▶ [Prompt]:
Report each line of the entries that contains the word "more", copied in full.

┌─ Data records

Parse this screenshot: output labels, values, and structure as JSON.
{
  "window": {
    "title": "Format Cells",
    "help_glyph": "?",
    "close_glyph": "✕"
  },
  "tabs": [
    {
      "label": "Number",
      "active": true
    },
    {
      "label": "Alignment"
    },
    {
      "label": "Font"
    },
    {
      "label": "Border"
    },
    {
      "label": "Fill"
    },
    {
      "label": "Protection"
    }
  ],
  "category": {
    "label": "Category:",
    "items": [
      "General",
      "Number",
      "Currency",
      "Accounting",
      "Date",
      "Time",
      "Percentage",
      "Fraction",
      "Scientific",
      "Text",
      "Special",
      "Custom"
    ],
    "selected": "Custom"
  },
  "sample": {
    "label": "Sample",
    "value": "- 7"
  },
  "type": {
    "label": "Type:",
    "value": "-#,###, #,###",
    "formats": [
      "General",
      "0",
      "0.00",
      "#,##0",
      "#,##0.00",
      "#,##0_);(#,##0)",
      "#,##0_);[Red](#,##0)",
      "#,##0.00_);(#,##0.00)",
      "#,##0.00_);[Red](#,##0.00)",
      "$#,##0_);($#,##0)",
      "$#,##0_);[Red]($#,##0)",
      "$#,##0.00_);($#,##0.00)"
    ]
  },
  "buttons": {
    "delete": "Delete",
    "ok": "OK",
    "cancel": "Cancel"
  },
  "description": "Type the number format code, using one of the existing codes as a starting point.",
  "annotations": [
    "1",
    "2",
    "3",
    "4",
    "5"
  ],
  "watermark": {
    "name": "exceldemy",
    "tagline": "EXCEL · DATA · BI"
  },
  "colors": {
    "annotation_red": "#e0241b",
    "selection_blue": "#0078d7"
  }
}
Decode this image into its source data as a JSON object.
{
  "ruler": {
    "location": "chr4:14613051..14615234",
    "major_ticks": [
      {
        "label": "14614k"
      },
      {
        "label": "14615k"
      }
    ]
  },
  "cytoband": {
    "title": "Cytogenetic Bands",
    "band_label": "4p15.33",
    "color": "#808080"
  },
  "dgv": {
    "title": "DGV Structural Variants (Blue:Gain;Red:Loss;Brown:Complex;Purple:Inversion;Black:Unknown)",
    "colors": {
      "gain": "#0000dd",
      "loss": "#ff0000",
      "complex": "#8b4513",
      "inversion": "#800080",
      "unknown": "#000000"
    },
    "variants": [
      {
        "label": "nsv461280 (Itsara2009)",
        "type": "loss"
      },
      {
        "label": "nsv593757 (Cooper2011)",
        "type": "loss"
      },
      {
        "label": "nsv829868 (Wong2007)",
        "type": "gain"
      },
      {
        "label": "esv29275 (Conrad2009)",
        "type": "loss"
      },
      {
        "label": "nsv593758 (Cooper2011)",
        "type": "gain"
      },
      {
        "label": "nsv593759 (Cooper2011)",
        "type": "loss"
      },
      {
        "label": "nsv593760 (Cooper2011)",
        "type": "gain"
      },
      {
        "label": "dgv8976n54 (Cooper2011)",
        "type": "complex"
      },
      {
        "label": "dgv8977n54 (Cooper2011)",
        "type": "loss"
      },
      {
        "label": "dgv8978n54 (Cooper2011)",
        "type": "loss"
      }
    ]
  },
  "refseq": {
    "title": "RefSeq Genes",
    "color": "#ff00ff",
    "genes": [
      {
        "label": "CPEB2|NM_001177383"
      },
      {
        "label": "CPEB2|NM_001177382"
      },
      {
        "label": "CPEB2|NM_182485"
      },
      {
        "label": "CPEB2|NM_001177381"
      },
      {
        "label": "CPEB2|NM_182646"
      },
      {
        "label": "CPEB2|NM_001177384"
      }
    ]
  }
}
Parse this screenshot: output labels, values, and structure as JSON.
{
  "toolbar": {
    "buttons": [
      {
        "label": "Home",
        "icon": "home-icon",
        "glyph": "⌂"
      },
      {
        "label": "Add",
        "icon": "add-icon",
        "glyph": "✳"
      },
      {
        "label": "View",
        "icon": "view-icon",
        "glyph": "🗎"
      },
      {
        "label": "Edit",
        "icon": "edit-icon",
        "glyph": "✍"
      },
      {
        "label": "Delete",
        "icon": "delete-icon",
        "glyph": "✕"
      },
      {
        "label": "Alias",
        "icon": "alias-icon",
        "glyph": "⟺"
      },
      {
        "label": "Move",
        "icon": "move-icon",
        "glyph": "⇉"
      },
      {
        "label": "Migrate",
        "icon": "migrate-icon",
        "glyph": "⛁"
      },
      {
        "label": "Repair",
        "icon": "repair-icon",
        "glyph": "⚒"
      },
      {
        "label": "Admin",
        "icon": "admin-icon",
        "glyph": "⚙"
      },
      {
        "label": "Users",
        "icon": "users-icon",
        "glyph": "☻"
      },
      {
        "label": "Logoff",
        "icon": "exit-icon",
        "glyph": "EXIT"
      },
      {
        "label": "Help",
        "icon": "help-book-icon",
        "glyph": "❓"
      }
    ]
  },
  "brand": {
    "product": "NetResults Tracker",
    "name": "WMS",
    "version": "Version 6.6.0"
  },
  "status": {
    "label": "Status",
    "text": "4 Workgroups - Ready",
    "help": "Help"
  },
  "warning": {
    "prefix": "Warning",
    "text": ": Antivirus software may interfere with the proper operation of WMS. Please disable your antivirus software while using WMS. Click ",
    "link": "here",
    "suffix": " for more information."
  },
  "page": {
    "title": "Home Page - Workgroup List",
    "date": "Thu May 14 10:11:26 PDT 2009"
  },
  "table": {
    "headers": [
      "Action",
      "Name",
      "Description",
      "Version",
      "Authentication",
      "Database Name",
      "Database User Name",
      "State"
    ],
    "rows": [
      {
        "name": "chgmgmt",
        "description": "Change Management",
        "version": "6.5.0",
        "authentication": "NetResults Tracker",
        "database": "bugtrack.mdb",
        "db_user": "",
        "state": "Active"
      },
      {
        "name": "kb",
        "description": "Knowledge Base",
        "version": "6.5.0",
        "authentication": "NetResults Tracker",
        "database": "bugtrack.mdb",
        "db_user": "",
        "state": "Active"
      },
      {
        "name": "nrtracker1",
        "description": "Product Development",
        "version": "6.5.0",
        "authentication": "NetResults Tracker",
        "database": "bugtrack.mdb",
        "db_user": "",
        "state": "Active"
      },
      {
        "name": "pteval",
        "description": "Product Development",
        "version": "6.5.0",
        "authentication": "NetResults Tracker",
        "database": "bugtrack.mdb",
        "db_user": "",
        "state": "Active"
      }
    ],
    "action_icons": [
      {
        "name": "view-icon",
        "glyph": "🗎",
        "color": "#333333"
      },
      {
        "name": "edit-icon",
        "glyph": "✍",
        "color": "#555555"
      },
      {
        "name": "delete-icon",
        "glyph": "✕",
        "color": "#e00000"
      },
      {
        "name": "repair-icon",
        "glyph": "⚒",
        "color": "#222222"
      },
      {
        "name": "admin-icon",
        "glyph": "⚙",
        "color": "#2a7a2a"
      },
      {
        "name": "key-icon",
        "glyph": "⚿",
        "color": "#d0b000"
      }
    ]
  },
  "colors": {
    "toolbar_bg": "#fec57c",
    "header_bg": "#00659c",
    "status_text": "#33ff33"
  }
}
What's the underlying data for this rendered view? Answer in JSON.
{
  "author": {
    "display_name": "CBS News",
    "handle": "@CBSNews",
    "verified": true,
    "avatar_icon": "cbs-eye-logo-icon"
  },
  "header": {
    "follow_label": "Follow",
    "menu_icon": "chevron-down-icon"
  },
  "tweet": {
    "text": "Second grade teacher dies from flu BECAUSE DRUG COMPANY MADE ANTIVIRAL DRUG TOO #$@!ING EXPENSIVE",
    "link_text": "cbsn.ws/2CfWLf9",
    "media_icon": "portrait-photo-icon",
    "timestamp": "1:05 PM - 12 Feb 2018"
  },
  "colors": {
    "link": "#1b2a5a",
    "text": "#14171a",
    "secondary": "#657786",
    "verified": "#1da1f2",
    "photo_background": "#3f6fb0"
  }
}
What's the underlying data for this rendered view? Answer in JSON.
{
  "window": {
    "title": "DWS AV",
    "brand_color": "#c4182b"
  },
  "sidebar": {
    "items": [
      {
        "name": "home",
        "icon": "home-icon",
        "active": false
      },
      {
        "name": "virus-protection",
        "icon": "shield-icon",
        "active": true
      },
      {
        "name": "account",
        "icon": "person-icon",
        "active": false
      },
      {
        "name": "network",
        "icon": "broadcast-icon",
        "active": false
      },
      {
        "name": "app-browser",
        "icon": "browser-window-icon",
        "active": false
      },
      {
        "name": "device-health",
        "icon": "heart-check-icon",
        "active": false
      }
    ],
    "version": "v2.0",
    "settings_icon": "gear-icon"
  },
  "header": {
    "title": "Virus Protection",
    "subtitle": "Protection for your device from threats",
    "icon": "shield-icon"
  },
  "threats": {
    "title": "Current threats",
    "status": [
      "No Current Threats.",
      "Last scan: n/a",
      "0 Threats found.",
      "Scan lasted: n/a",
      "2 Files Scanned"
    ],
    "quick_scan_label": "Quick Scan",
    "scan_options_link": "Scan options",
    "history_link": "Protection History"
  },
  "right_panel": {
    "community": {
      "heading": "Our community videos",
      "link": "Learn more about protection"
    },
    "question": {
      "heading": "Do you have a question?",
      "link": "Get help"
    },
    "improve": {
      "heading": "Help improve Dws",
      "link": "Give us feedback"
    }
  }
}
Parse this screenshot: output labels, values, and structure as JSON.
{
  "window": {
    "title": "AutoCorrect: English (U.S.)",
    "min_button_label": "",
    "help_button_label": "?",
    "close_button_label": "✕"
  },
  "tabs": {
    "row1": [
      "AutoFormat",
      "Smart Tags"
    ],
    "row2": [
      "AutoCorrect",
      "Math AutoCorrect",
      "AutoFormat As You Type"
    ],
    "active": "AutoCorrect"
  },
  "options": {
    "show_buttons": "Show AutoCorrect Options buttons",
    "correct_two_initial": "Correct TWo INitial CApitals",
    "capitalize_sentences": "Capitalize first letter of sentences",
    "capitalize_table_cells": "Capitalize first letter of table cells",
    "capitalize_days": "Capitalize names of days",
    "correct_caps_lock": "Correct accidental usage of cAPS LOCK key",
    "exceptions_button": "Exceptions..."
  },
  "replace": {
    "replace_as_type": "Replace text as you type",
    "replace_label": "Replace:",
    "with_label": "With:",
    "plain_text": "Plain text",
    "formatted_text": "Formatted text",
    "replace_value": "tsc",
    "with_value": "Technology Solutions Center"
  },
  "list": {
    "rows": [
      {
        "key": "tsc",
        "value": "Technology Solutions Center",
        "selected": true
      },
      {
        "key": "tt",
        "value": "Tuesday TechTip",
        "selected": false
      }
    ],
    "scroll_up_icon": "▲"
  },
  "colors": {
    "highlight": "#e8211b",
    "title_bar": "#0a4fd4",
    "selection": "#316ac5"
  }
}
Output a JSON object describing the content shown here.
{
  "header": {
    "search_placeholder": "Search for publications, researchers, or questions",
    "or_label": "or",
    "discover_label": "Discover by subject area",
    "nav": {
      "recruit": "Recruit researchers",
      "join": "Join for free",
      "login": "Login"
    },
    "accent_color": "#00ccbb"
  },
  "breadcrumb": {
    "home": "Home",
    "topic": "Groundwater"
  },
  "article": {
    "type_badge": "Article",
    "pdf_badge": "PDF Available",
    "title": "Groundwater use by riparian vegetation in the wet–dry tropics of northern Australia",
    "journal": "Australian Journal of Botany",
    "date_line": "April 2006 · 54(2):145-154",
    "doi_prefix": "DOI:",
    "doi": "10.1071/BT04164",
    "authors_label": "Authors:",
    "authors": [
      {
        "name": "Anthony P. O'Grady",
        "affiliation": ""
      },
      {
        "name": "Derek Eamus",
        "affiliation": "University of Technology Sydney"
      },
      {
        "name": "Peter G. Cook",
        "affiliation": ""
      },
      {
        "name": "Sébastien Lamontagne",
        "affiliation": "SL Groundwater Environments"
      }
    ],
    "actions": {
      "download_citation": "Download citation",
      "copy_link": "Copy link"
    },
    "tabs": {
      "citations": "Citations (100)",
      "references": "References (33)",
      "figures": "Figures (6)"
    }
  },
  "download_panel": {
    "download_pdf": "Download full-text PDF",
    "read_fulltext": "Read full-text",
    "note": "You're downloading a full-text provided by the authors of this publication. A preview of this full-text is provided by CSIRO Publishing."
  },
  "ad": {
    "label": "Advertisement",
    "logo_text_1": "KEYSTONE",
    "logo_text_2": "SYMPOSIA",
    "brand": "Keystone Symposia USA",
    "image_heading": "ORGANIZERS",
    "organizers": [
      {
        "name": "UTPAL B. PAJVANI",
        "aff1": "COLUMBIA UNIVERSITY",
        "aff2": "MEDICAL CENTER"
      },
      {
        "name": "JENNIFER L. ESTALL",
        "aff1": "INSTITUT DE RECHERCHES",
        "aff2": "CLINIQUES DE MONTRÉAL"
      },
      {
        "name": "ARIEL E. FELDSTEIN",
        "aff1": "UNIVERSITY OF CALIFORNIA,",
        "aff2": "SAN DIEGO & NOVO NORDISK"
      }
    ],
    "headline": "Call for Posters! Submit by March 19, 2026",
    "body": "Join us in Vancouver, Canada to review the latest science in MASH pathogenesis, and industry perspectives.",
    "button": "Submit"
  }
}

└─

▶ [Answer to this task]:
    "suffix": " for more information."
      "link": "Learn more about protection"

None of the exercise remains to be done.